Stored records
>> begin
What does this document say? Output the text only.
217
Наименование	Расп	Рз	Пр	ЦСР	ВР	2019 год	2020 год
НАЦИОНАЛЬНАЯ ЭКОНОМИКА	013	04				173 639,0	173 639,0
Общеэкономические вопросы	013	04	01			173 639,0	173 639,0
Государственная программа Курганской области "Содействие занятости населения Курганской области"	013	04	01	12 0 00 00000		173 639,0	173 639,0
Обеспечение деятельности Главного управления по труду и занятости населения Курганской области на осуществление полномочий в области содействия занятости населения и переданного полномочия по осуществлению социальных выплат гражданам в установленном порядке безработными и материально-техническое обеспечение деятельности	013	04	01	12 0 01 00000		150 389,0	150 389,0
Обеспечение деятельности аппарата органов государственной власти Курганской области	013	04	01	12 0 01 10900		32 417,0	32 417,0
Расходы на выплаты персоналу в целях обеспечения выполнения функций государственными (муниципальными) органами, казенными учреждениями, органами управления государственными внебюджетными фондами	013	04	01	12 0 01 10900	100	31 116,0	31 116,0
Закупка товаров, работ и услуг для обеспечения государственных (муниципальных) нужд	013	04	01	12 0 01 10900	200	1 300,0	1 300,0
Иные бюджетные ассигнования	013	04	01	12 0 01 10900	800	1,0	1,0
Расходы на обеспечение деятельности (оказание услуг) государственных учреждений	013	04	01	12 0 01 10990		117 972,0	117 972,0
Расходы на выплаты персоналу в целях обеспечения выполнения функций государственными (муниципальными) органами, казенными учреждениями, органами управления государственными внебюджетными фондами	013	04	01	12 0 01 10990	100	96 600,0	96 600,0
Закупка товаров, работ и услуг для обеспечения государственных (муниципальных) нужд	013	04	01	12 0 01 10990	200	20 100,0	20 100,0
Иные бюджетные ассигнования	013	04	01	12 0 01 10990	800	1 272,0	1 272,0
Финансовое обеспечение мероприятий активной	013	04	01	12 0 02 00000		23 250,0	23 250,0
>> end
* Set problem *
Return each line in the records that holds the string "Курганской".

* Response to this task *
Государственная программа Курганской области "Содействие занятости населения Курганской области"	013	04	01	12 0 00 00000		173 639,0	173 639,0
Обеспечение деятельности Главного управления по труду и занятости населения Курганской области на осуществление полномочий в области содействия занятости населения и переданного полномочия по осуществлению социальных выплат гражданам в установленном порядке безработными и материально-техническое обеспечение деятельности	013	04	01	12 0 01 00000		150 389,0	150 389,0
Обеспечение деятельности аппарата органов государственной власти Курганской области	013	04	01	12 0 01 10900		32 417,0	32 417,0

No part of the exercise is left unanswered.